= DIRECTIONS =
Each line of the listing that contains the word "corporate" is to be copied.

= DATA PROVIDED =
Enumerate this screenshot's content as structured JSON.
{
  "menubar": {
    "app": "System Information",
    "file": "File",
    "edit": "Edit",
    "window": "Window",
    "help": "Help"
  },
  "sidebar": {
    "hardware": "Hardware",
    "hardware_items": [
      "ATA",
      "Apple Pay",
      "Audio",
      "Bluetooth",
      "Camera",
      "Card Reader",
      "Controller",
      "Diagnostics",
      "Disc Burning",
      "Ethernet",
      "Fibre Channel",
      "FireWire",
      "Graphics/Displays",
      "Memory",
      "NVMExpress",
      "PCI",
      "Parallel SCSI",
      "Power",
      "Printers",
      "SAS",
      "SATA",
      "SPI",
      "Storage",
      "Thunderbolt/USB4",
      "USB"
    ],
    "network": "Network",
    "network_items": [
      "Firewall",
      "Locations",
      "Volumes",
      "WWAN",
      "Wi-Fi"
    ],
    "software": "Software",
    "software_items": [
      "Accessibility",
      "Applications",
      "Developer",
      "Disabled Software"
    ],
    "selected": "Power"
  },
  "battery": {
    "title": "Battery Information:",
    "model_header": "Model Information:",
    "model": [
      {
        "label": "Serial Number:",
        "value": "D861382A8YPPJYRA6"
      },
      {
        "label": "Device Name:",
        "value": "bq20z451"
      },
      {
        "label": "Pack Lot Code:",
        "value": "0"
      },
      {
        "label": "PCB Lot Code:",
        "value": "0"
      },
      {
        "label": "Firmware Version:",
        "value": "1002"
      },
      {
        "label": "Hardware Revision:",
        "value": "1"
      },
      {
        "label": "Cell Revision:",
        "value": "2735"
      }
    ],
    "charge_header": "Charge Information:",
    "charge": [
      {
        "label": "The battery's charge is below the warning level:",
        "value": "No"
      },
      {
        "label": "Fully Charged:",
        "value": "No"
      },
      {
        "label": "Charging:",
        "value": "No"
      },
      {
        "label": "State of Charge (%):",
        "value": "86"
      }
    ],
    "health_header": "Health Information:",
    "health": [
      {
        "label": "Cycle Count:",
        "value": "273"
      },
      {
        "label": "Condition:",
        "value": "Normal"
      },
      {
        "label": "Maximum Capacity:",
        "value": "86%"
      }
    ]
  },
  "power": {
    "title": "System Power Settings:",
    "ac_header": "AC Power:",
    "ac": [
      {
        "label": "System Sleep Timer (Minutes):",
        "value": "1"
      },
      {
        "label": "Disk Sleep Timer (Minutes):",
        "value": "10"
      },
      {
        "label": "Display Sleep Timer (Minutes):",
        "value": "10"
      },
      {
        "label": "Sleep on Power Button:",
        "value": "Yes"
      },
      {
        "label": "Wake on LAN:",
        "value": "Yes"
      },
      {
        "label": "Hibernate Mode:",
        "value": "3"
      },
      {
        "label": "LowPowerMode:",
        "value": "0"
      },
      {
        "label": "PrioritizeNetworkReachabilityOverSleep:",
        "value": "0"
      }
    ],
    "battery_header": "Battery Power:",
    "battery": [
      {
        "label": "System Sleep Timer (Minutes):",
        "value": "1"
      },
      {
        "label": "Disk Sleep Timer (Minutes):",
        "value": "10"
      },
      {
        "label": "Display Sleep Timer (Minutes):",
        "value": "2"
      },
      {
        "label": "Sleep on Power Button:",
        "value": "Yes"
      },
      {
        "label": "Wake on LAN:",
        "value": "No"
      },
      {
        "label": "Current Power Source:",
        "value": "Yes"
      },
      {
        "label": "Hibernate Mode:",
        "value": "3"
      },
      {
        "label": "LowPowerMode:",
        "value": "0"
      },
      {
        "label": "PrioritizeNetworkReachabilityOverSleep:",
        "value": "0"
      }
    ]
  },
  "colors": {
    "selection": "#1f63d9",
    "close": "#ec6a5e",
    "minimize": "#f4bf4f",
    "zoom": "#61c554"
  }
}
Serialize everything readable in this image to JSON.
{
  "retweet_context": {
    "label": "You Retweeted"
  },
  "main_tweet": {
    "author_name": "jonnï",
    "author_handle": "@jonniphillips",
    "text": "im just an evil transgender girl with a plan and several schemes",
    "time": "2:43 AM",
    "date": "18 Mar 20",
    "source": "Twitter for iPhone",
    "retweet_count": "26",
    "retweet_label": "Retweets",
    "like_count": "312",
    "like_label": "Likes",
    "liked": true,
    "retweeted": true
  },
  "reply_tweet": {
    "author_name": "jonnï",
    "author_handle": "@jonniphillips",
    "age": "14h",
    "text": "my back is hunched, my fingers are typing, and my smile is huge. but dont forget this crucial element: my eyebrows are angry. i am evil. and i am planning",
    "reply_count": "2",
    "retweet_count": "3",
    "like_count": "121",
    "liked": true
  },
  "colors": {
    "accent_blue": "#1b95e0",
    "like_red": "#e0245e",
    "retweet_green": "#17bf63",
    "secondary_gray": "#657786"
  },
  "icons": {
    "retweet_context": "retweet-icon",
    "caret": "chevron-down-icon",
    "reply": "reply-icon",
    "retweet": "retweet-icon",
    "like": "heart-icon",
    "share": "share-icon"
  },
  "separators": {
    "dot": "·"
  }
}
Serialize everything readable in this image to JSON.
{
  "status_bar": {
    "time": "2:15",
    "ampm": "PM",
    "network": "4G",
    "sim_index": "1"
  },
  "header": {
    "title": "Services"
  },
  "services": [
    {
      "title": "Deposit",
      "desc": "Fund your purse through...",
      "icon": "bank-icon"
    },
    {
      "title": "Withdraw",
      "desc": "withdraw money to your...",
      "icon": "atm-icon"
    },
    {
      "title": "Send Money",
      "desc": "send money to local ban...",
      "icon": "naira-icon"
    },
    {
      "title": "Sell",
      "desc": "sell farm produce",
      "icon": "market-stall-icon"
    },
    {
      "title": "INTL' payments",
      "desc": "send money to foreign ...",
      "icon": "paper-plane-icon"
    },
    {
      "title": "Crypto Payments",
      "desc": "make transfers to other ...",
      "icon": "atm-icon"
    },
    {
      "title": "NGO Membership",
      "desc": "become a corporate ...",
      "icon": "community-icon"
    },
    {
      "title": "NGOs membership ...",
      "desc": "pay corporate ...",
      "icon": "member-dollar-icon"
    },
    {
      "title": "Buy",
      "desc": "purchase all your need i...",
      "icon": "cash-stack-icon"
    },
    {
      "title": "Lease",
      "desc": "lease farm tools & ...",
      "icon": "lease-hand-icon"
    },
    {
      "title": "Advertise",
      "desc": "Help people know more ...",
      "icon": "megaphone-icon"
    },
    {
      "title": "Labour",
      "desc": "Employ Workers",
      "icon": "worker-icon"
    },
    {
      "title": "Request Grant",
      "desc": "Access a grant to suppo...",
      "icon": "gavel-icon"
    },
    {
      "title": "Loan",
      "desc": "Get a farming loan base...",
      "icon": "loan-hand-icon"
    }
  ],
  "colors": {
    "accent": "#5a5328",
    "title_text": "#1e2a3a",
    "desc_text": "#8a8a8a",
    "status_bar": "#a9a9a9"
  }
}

= FULL OUTPUT =
      "desc": "become a corporate ...",
      "desc": "pay corporate ...",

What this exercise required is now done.